You have bascially told others, yes you have a closed mind anything pretty much W and Chains does or says or any of the big time neocons, another being Ramsfield, you totally agree with every move.

I say this kind of thinking is a little scarry. You seem to hate all Democrats and all Independents and all Republicans that side with them. I am proud to say i have an open mind and i would never have a problem votting for Ron Paul or some of the Democrats. The best way our system works is if it is a Rep Pres, then a Dem Congress or Dem Senate is in charge. It helps either party running rough shot over the best interest of the people and just passing bills to help the party. If it is a Dem president, then it is good to have a Rep congress and Senate to help with the same thing.

It is great how our system operates and where we do not have a dictorship like some want. If the people do not like what they have and see, they can vote it out. Now the problem is this neocon administration has blundered so bad, now the next senate, congress and pres is all going to be one sided again.

It was all Republican for a long while and now soon it will be all Democrat or i am talking a majority. This is not good.

Is Bill Clinton making W scale down troops and the talks of bringing some home? Is W just making this up? Are you going to be upset or will you blame Democrats if W starts scalling down and bringing some troops home?

As far as Vietnam, as long as people pour over the borders like ants and hornets day after day and you are told, you can chase them to this line and shoot at them but don't dare to cross these certain lines, it makes it hard for us to do what we wanted. I know with you, it is a Democrat thing. Do you feel like if these suicide bombers and these hornets keep pouring in from Saudi, Iran, Syria and it is reports many comming from Jordan to, that we will chase them and go get them? See the problem? It is not a Bill Clinton thing or a Democrat thing. It is policy and do you know why troops are told not to cross certain lines? Where other countries do not get involved and make it bigger than it is. Do you know why it isn't the best thing to go to war without un aproval or from any help of other countries? Because now we do not have as much bargaining power and it is harder to talk to un and other's to try to get the ants and hornets pouring across. No one want's to listen. These ants and hornets are not going to stop comming across because they know we can't cross certain lines, plus they know the more havoc they make, they feel the quicker we will leave. I know, again with you it is a Democrat thing. The terrorist have no chance fighting us in a convential way, so they fight dirty. They hide behind places and things we are not suppose to touch and go. If we do, it makes the war bigger and spreads and again, it is best to be united with more countries than just us on a full blown middle eastern war in more than one country.

#### EXERCISE OBJECTIVE
Repeat the political commentary above word for word, starting at "It was all Republican" and continuing up to and including "some troops home?".

#### DATASET EXTRACT

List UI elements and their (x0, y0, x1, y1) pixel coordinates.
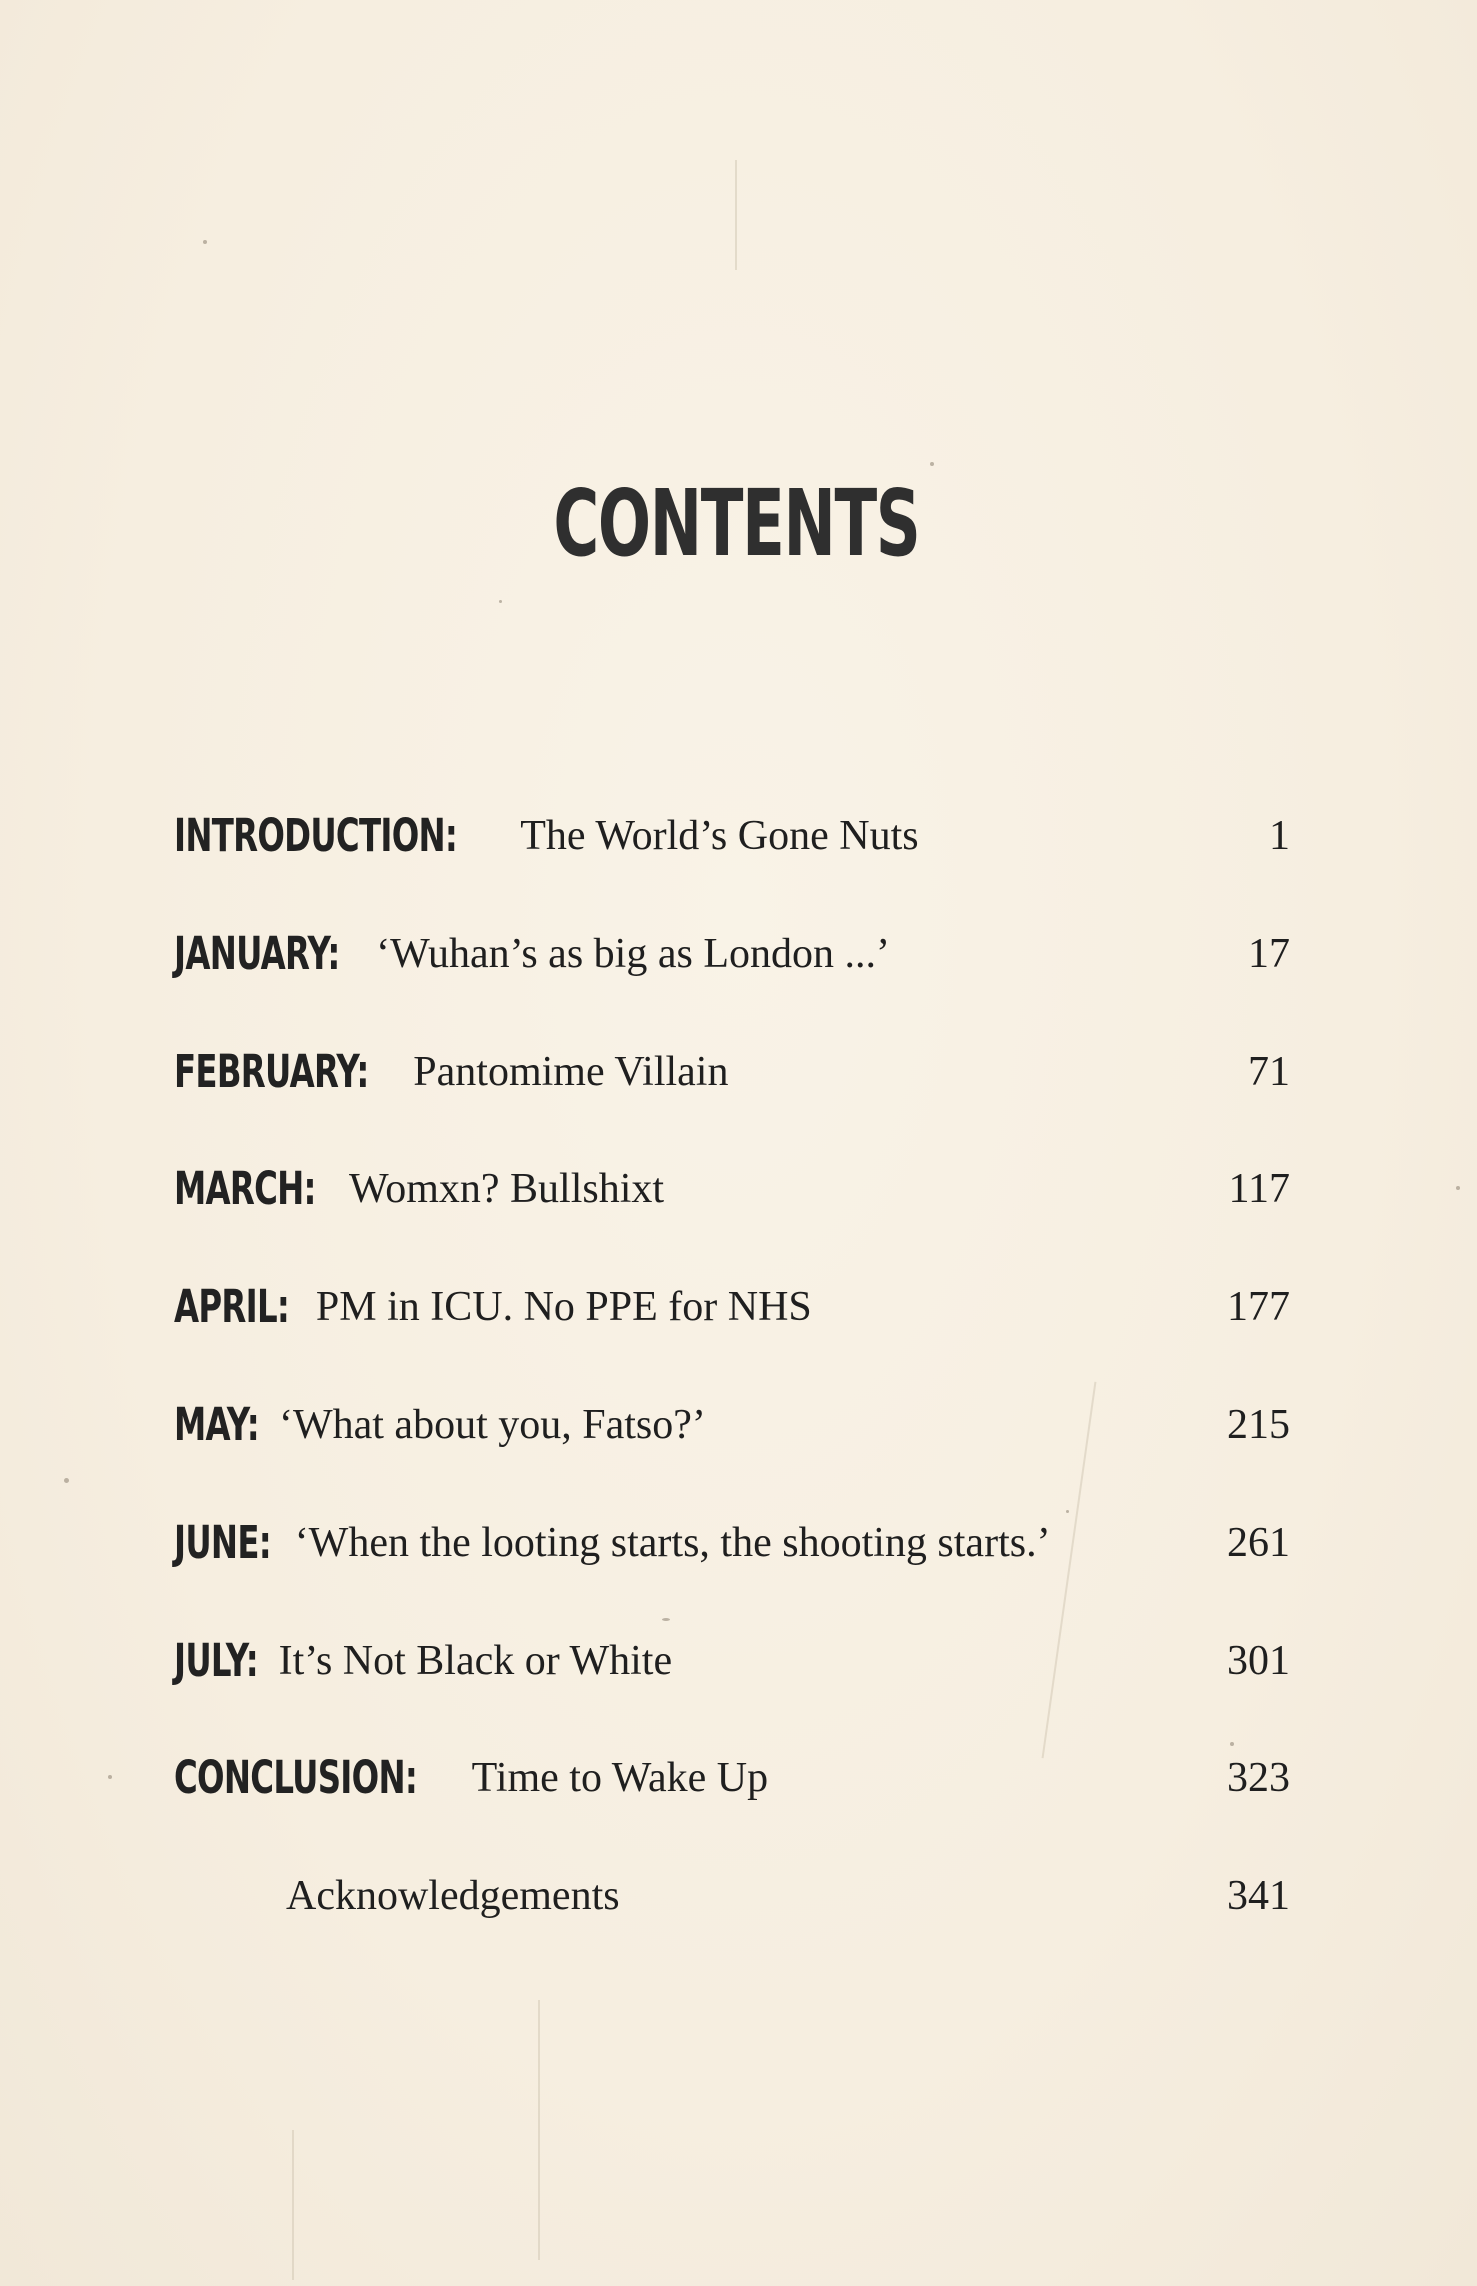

#### ANSWER TO THE PROBLEM
It was all Republican for a long while and now soon it will be all Democrat or i am talking a majority. This is not good.

Is Bill Clinton making W scale down troops and the talks of bringing some home? Is W just making this up? Are you going to be upset or will you blame Democrats if W starts scalling down and bringing some troops home?